<<<<

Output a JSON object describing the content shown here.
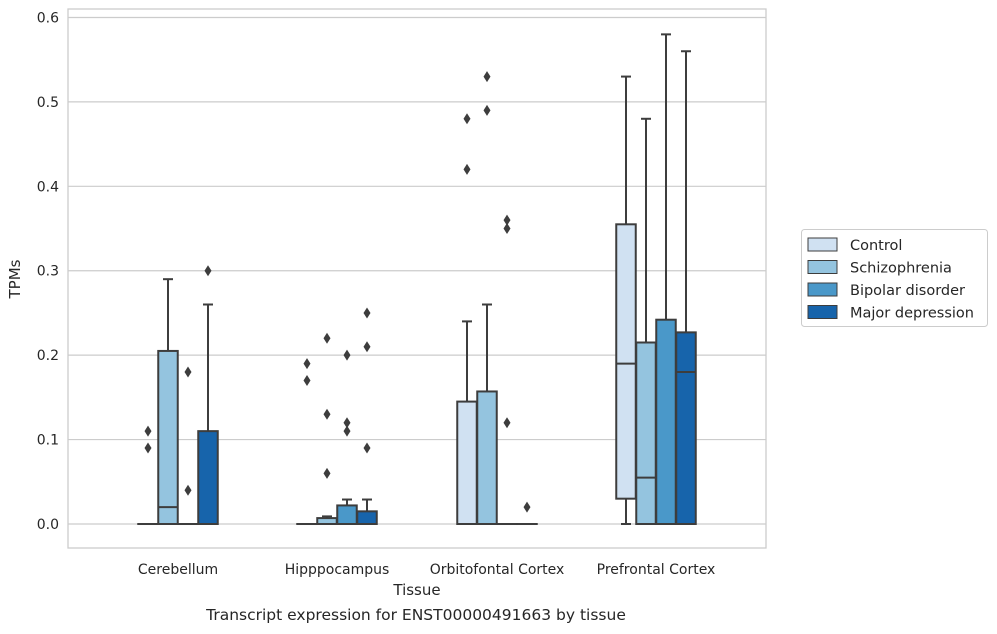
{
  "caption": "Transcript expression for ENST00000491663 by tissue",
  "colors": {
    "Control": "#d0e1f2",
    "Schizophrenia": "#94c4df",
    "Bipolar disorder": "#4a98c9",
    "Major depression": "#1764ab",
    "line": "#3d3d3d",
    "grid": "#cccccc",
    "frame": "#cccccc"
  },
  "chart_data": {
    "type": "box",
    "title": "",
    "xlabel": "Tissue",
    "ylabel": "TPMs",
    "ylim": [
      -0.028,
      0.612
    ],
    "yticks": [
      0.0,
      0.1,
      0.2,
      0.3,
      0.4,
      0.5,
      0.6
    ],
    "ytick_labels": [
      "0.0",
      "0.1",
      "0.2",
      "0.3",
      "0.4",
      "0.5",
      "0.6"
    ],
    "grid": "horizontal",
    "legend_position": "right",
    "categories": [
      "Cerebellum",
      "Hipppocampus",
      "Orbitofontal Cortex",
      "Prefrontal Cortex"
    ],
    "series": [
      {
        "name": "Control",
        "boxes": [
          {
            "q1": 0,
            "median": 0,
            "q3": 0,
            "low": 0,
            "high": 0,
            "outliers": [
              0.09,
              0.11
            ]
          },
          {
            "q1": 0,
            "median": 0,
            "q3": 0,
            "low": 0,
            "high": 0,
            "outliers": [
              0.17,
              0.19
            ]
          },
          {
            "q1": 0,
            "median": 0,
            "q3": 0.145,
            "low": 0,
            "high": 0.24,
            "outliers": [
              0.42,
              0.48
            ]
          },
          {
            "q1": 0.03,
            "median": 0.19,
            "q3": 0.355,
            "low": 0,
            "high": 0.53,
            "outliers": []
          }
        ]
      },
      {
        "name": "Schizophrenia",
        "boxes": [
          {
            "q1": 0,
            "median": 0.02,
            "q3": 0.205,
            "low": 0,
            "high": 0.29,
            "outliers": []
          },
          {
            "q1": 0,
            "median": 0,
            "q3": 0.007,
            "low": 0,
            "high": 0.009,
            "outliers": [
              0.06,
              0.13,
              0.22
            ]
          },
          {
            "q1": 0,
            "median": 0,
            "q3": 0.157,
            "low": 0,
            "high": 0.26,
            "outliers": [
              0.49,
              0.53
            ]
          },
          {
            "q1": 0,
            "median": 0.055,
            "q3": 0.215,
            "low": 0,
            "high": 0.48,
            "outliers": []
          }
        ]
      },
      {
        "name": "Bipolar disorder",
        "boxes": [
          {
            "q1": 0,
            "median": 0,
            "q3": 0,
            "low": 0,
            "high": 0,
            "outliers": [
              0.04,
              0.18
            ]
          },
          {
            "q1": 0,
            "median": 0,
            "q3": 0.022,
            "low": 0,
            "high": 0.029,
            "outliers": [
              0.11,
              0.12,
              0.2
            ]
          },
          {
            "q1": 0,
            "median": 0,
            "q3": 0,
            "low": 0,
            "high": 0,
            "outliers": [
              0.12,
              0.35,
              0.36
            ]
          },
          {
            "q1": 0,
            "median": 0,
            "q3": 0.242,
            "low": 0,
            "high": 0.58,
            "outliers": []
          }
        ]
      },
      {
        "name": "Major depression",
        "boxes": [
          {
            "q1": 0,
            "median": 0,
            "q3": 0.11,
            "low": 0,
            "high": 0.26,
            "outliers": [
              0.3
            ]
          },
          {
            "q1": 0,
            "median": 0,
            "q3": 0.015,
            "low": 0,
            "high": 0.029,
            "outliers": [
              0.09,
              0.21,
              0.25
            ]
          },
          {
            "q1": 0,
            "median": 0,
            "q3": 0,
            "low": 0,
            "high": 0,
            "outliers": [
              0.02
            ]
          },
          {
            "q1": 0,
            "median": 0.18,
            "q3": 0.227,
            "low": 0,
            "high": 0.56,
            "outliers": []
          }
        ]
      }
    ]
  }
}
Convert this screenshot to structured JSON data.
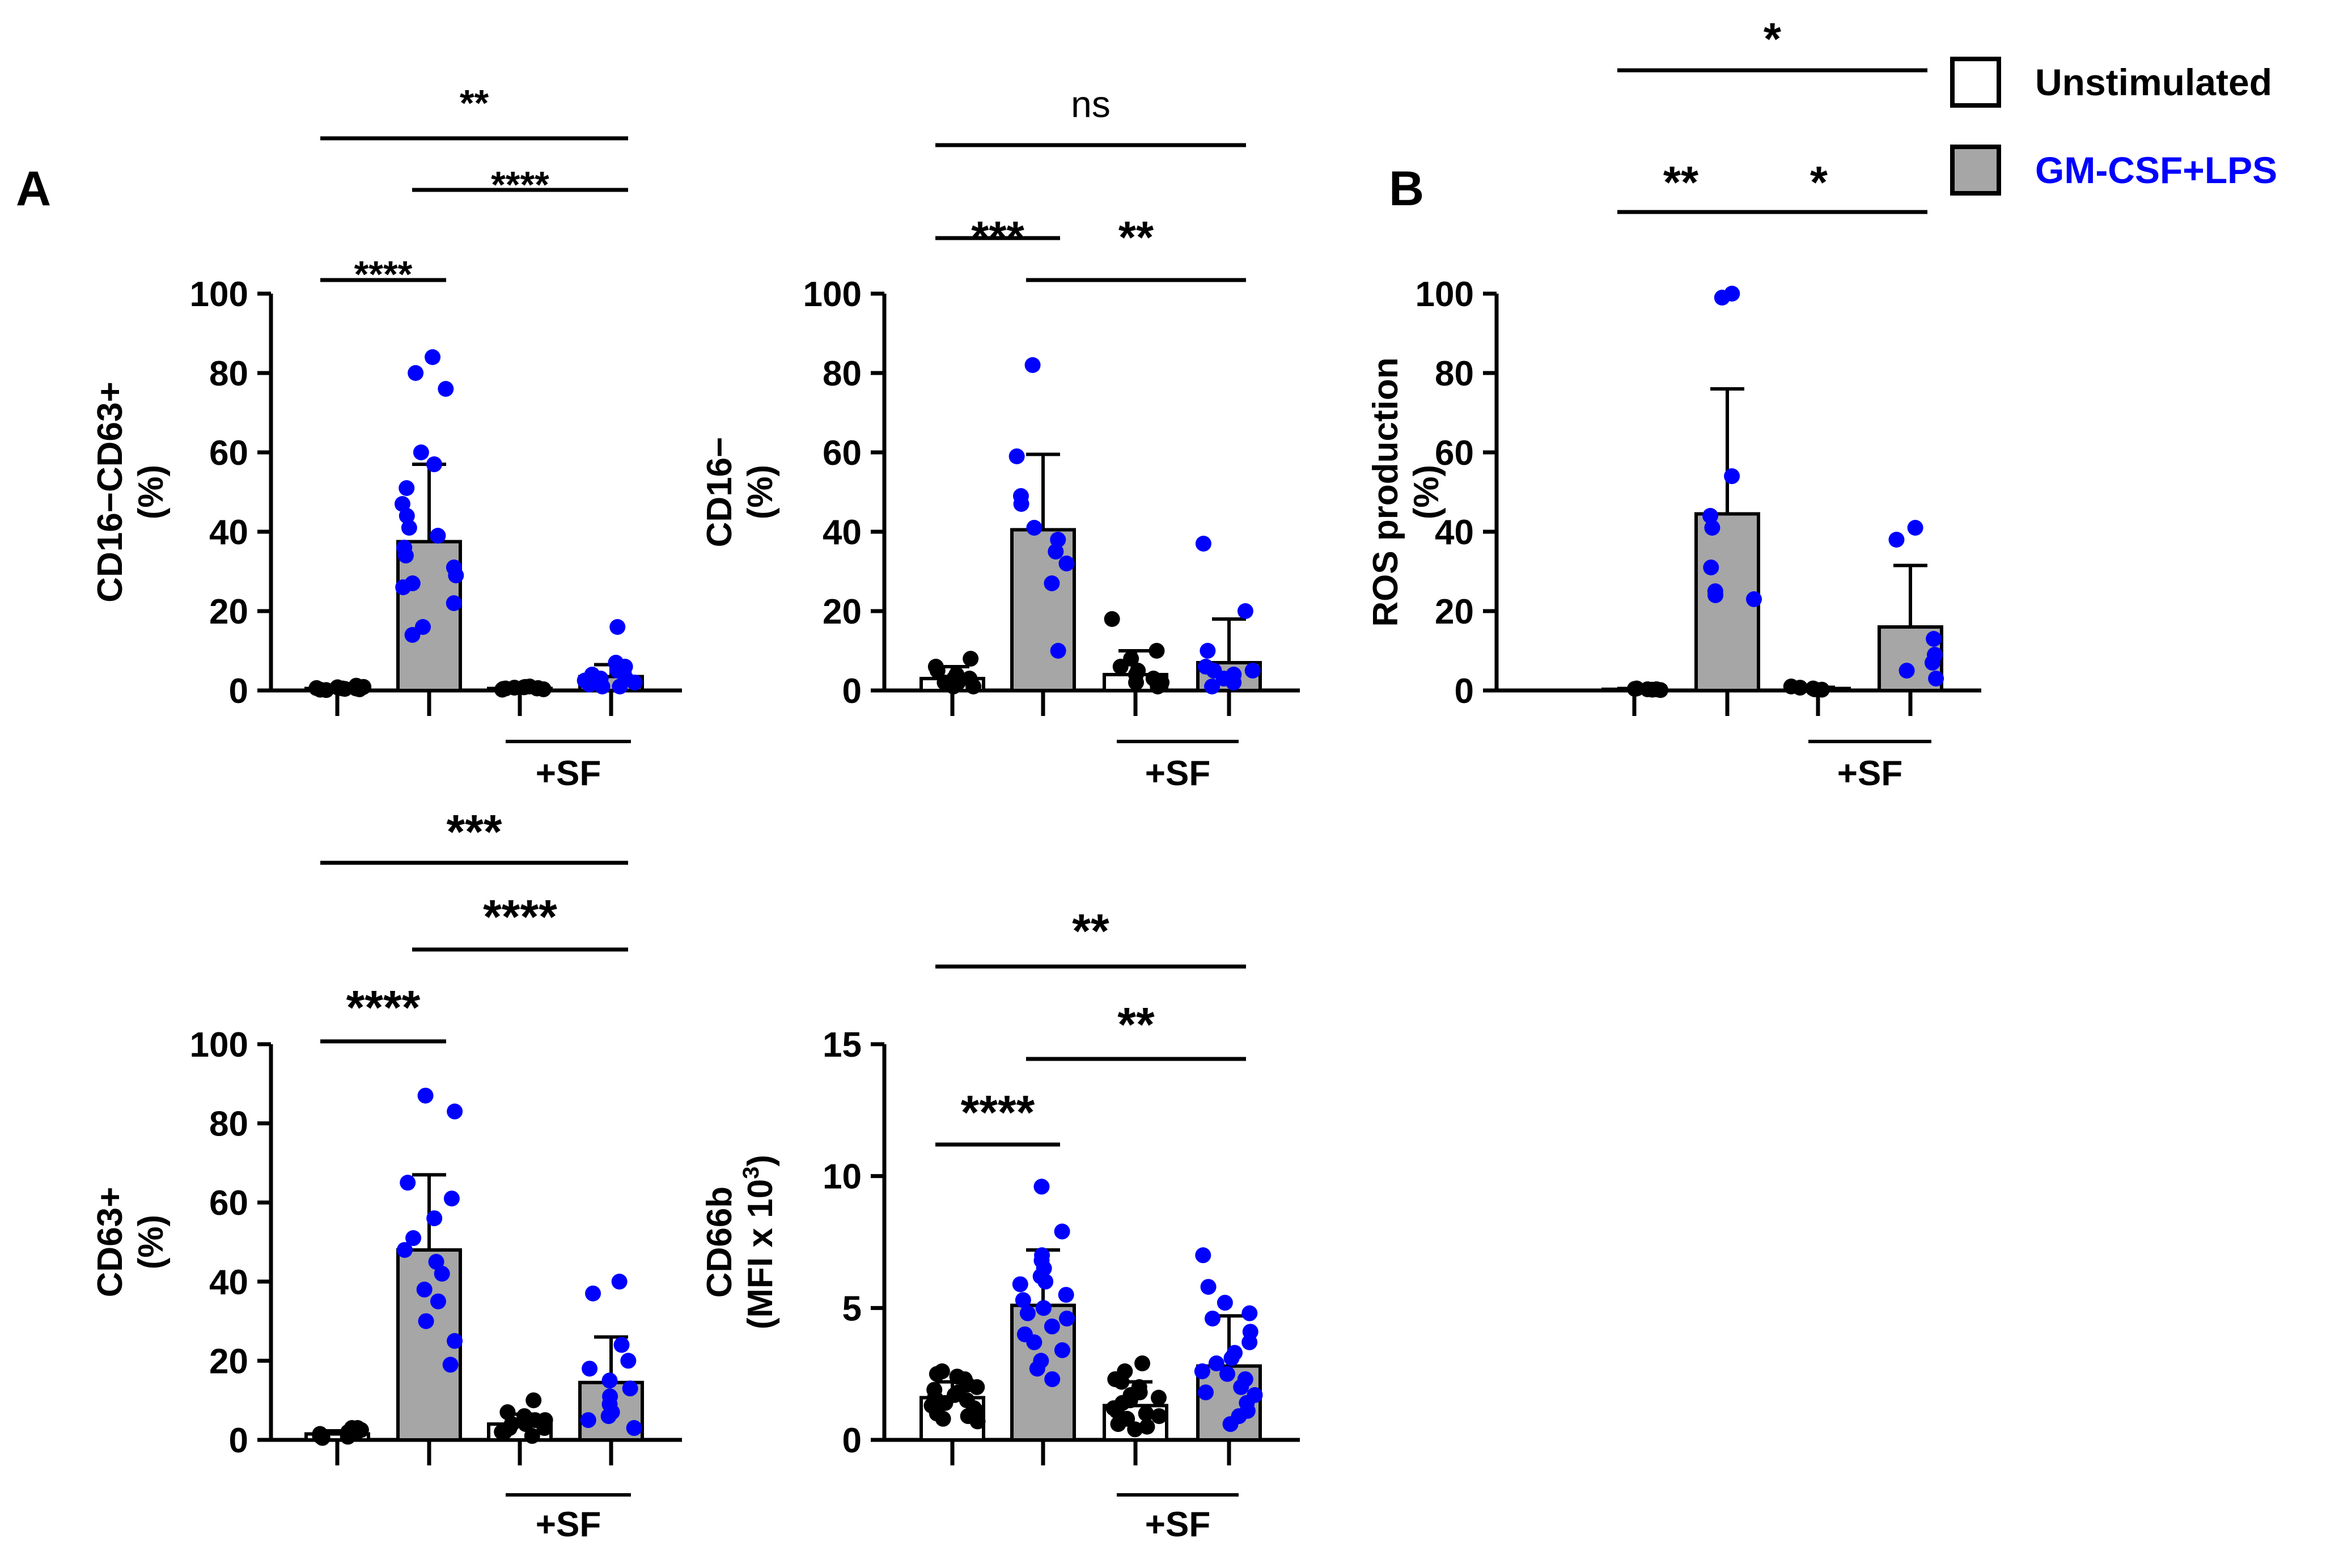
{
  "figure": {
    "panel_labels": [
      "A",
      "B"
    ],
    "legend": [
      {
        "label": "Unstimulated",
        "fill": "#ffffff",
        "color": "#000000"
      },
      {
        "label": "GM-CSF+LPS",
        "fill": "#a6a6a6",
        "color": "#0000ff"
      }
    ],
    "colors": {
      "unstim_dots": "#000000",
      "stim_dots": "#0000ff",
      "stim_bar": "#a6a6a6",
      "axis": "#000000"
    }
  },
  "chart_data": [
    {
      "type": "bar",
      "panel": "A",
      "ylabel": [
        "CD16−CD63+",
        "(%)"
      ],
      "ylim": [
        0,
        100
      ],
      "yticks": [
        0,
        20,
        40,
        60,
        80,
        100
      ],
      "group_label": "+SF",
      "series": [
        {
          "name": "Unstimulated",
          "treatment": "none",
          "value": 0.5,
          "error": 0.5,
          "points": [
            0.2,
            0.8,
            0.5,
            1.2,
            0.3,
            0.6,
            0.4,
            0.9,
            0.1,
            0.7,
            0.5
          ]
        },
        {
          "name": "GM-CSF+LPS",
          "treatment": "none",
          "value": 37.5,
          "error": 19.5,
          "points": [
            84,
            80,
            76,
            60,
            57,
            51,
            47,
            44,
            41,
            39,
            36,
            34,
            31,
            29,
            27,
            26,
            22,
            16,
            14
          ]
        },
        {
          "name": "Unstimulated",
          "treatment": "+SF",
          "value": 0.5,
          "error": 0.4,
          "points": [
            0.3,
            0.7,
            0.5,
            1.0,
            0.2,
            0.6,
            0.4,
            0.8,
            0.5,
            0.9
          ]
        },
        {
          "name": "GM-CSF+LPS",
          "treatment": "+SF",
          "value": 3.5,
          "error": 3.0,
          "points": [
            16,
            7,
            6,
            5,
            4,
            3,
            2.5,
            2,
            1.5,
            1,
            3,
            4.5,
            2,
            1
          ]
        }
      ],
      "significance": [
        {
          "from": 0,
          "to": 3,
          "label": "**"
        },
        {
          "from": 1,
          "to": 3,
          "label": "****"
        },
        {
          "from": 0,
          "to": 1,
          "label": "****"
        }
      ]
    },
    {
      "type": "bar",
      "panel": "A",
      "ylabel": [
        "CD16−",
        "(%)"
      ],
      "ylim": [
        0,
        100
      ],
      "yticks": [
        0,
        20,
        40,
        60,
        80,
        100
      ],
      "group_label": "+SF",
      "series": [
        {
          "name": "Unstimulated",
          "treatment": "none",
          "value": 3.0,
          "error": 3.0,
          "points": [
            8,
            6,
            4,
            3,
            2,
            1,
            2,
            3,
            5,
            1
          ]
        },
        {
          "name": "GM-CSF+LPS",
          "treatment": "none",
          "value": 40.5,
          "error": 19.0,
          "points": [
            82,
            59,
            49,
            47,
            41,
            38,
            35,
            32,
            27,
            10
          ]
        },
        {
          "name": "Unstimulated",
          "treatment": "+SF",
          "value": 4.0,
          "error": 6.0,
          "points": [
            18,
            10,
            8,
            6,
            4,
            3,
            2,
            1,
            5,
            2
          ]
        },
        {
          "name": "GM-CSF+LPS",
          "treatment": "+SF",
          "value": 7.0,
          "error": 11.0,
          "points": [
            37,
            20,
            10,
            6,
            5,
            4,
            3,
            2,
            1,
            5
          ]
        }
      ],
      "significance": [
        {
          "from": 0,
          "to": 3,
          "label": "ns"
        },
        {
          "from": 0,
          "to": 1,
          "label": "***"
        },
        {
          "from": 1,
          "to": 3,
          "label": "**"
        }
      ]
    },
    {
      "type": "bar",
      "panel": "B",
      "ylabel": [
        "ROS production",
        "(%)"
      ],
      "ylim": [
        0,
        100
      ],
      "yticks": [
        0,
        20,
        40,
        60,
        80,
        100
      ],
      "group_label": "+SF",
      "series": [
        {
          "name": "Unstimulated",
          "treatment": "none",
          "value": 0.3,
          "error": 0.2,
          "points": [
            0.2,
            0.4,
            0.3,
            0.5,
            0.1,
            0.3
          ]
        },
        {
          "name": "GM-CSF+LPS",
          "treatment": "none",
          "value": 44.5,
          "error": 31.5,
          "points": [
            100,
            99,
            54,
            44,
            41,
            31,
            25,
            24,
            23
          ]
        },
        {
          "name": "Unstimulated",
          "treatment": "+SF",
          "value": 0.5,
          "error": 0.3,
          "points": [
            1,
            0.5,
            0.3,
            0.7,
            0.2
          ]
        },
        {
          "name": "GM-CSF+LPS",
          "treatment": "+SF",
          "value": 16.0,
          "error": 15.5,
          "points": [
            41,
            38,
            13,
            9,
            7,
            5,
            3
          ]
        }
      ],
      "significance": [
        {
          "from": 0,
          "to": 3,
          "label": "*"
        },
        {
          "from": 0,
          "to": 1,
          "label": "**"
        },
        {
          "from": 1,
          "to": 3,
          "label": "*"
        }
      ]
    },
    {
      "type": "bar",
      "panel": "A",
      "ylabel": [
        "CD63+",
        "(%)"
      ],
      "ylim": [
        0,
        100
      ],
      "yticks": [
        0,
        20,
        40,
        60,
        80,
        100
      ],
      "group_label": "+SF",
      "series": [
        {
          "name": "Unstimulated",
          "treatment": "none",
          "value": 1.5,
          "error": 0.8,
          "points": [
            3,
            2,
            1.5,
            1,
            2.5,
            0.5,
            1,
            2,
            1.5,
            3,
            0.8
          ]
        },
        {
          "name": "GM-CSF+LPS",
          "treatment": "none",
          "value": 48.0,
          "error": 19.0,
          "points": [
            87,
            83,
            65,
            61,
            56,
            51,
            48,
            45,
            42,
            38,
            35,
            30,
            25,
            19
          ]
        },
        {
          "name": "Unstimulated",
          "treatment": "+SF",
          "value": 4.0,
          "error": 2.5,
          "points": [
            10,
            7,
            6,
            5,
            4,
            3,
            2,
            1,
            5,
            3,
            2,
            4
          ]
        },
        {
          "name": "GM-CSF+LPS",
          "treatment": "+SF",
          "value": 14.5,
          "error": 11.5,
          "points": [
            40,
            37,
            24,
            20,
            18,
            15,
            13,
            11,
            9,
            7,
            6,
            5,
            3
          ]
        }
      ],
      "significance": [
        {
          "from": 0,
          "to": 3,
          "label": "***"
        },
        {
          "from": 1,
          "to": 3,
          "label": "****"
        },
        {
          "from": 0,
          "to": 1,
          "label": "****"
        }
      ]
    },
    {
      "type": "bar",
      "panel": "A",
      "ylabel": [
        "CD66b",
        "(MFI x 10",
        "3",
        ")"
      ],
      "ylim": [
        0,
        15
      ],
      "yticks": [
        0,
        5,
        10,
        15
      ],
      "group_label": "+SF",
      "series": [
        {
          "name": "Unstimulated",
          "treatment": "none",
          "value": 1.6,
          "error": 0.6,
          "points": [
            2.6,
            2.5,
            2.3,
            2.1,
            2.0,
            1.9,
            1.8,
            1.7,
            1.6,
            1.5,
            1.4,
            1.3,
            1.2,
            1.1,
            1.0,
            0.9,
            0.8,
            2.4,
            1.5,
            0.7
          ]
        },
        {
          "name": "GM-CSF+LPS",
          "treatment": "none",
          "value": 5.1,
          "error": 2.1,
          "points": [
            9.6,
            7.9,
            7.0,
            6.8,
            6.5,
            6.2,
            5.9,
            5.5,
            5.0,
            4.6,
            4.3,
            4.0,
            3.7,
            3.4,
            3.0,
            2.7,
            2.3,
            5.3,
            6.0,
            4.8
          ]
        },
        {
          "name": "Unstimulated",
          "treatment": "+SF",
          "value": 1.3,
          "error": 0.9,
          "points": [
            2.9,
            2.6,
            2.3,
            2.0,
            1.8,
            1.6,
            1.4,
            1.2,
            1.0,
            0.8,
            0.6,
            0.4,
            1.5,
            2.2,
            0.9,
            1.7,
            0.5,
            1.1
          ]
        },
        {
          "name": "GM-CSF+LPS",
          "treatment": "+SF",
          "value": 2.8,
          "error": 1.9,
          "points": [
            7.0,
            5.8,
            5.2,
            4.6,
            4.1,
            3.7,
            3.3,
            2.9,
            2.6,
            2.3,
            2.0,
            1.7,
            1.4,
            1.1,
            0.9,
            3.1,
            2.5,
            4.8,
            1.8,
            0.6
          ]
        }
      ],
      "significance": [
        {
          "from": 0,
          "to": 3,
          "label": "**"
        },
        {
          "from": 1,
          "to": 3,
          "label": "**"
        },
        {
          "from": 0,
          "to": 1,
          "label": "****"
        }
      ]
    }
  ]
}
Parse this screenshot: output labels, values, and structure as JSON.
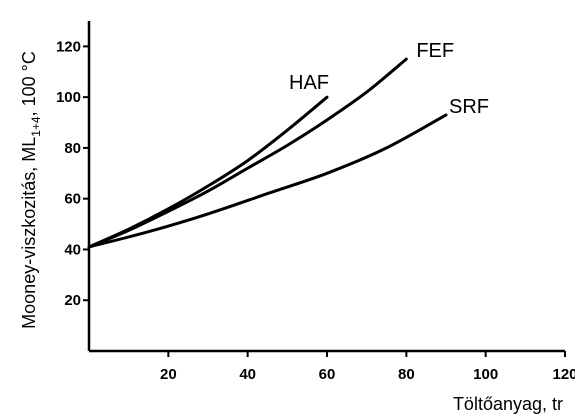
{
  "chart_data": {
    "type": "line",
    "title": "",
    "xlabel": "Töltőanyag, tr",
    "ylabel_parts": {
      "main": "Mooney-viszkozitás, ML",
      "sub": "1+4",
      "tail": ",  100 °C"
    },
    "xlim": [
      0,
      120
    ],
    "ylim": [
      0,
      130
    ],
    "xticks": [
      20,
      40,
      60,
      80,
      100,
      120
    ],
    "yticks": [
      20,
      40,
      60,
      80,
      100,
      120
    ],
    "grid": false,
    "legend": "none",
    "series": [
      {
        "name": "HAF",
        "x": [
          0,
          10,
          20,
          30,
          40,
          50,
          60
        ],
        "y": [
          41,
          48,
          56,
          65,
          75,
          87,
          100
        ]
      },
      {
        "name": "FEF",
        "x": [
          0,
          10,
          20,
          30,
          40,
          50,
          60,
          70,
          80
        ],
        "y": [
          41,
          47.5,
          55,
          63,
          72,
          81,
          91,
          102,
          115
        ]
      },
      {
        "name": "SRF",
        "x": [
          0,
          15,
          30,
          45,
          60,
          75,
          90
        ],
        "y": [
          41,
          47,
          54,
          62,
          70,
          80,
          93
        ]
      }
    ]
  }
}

>>>>

Find the line with "Parse this screenshot: output" in the listing and extract it and all lines after it through the end, exactly, without the pictures.

Task result |
Parse this screenshot: output labels, values, and structure as JSON.
{
  "chart_data": {
    "type": "line",
    "title": "",
    "xlabel": "Töltőanyag, tr",
    "ylabel_parts": {
      "main": "Mooney-viszkozitás, ML",
      "sub": "1+4",
      "tail": ",  100 °C"
    },
    "xlim": [
      0,
      120
    ],
    "ylim": [
      0,
      130
    ],
    "xticks": [
      20,
      40,
      60,
      80,
      100,
      120
    ],
    "yticks": [
      20,
      40,
      60,
      80,
      100,
      120
    ],
    "grid": false,
    "legend": "none",
    "series": [
      {
        "name": "HAF",
        "x": [
          0,
          10,
          20,
          30,
          40,
          50,
          60
        ],
        "y": [
          41,
          48,
          56,
          65,
          75,
          87,
          100
        ]
      },
      {
        "name": "FEF",
        "x": [
          0,
          10,
          20,
          30,
          40,
          50,
          60,
          70,
          80
        ],
        "y": [
          41,
          47.5,
          55,
          63,
          72,
          81,
          91,
          102,
          115
        ]
      },
      {
        "name": "SRF",
        "x": [
          0,
          15,
          30,
          45,
          60,
          75,
          90
        ],
        "y": [
          41,
          47,
          54,
          62,
          70,
          80,
          93
        ]
      }
    ]
  }
}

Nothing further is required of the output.